**REQUIRED TASK:**
Without the images, print all the entries below exactly as given.

--- Start AVAILABLE RECORDS ---

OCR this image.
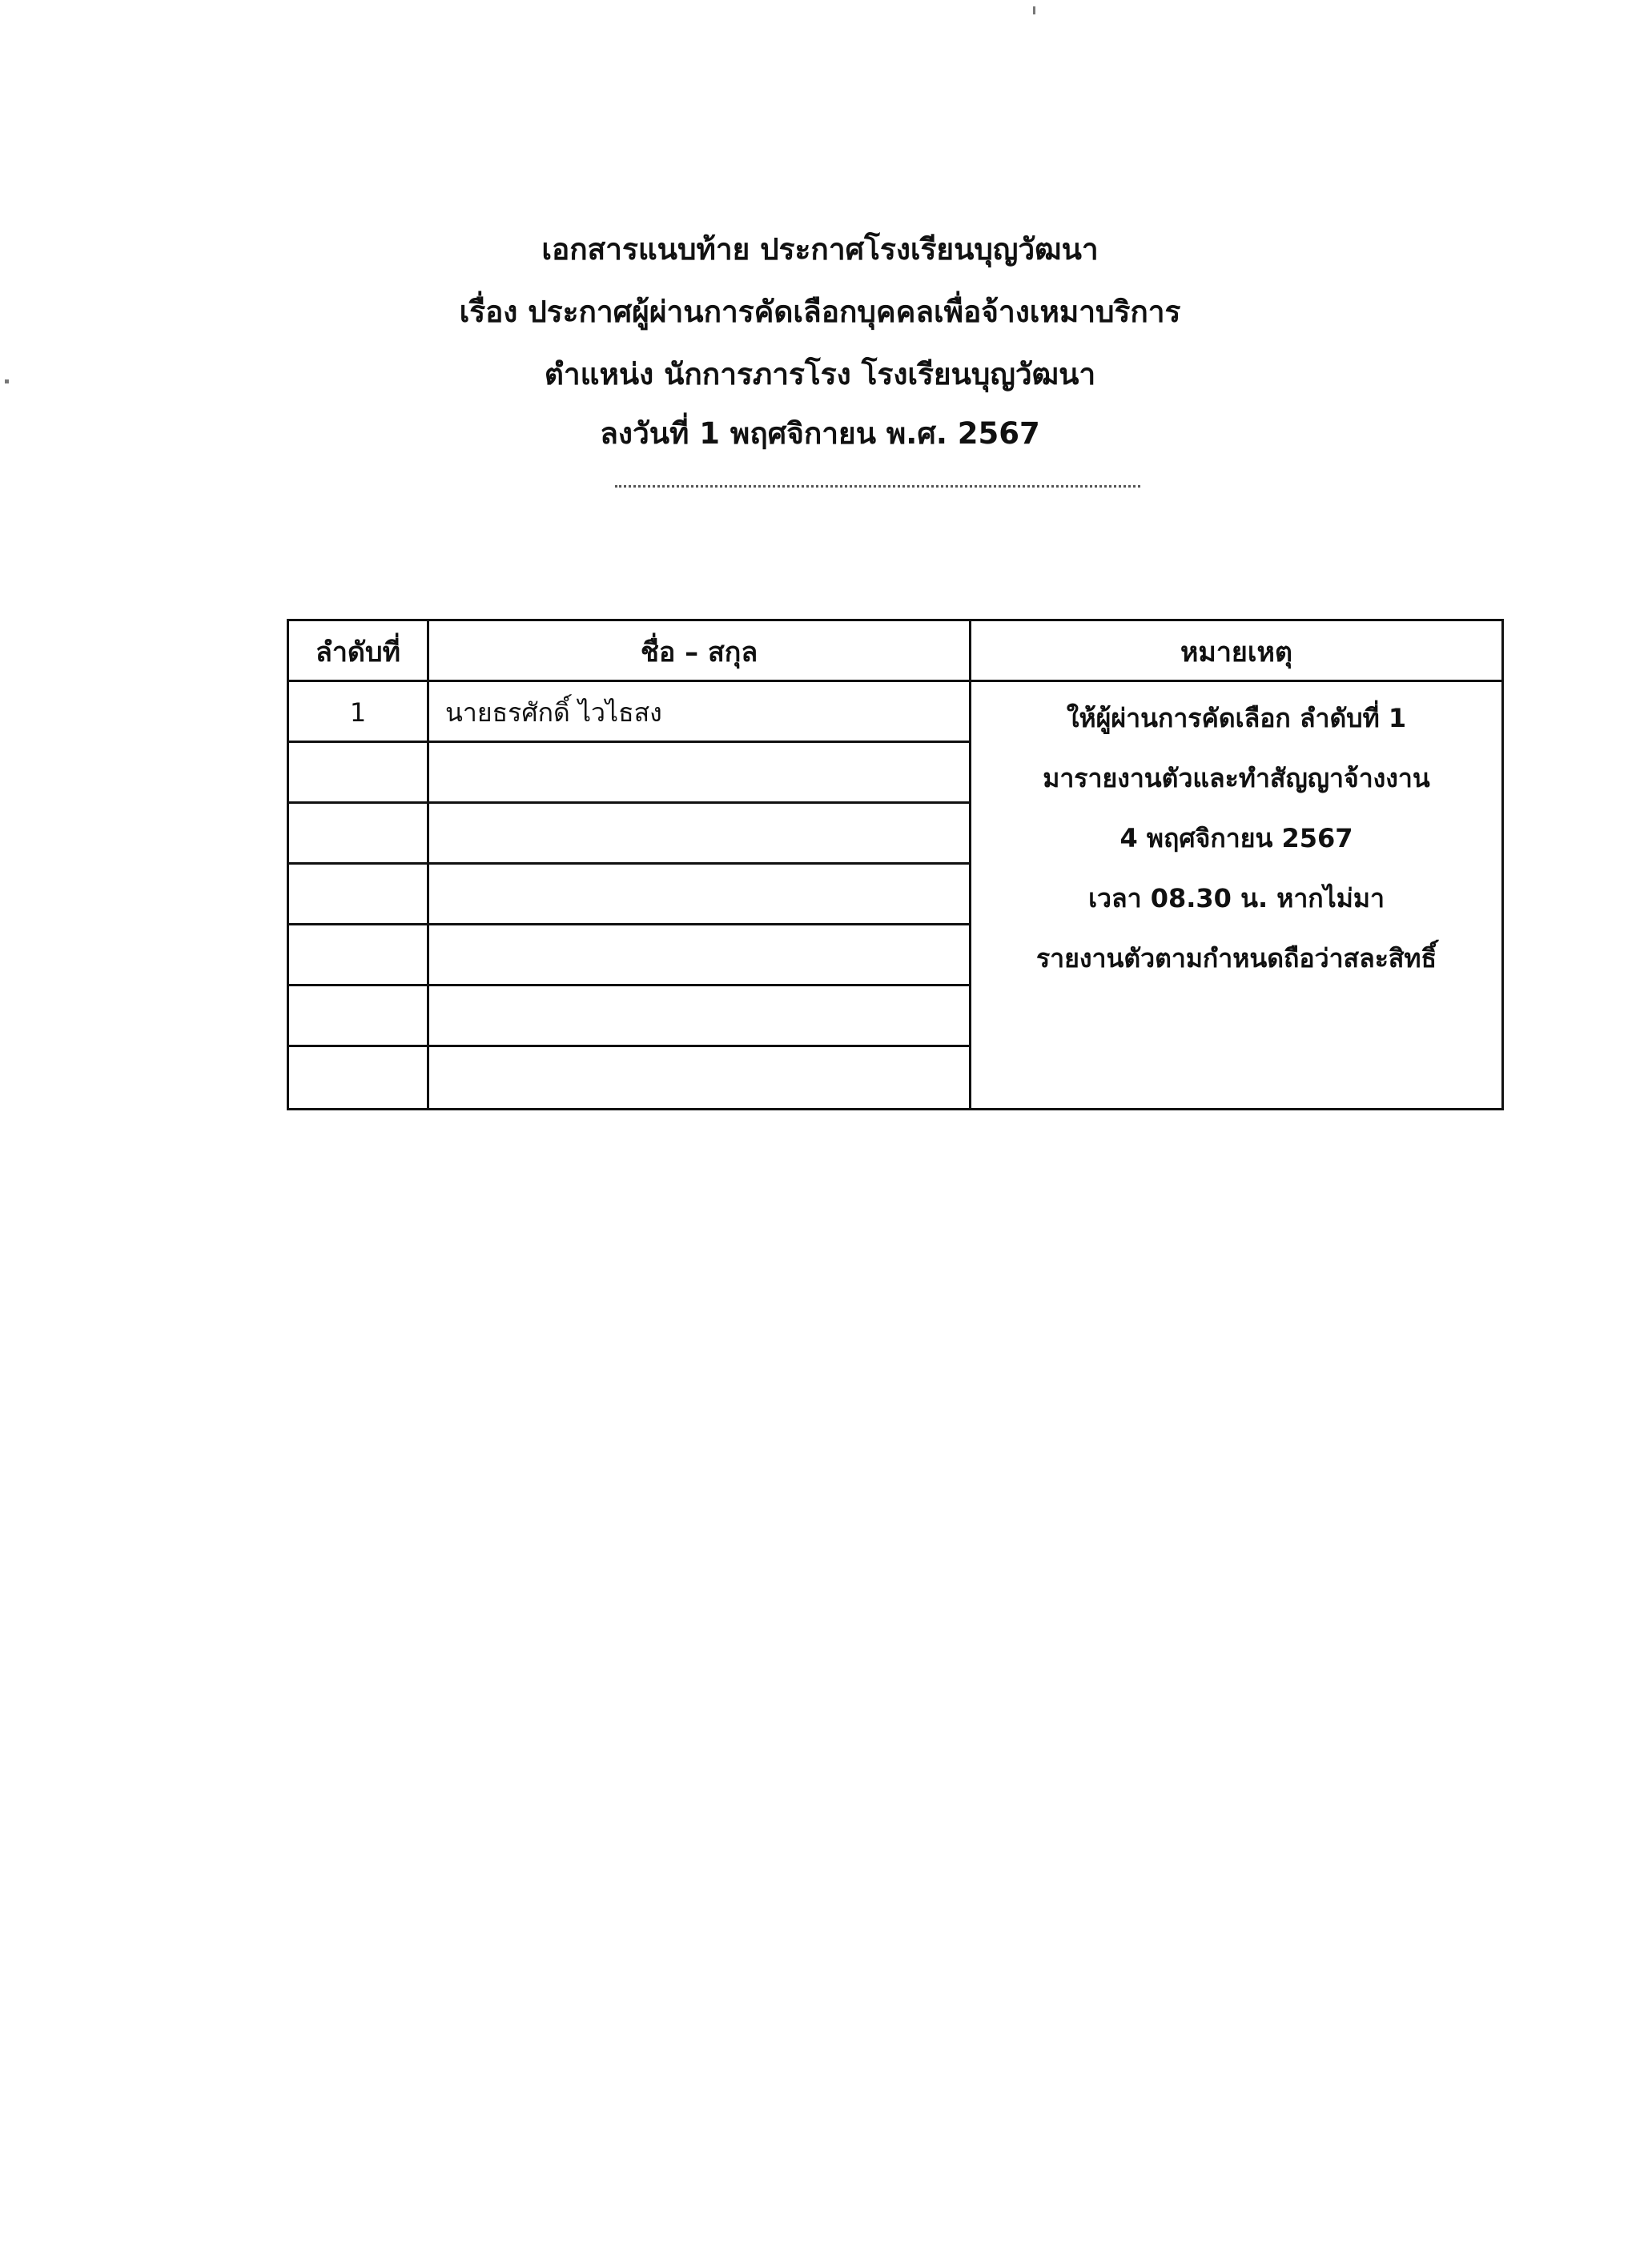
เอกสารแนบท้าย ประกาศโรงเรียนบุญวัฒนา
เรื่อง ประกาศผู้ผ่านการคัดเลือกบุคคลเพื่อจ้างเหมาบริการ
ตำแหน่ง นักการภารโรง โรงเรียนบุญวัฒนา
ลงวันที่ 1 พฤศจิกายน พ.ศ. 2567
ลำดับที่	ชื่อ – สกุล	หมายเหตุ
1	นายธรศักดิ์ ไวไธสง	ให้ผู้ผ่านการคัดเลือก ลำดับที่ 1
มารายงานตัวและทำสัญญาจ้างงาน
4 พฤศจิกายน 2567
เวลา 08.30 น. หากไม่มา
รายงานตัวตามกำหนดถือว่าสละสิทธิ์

--- End AVAILABLE RECORDS ---

**ANSWER TO THIS PROBLEM:**
OCR this image.
เอกสารแนบท้าย ประกาศโรงเรียนบุญวัฒนา
เรื่อง ประกาศผู้ผ่านการคัดเลือกบุคคลเพื่อจ้างเหมาบริการ
ตำแหน่ง นักการภารโรง โรงเรียนบุญวัฒนา
ลงวันที่ 1 พฤศจิกายน พ.ศ. 2567
ลำดับที่	ชื่อ – สกุล	หมายเหตุ
1	นายธรศักดิ์ ไวไธสง	ให้ผู้ผ่านการคัดเลือก ลำดับที่ 1
มารายงานตัวและทำสัญญาจ้างงาน
4 พฤศจิกายน 2567
เวลา 08.30 น. หากไม่มา
รายงานตัวตามกำหนดถือว่าสละสิทธิ์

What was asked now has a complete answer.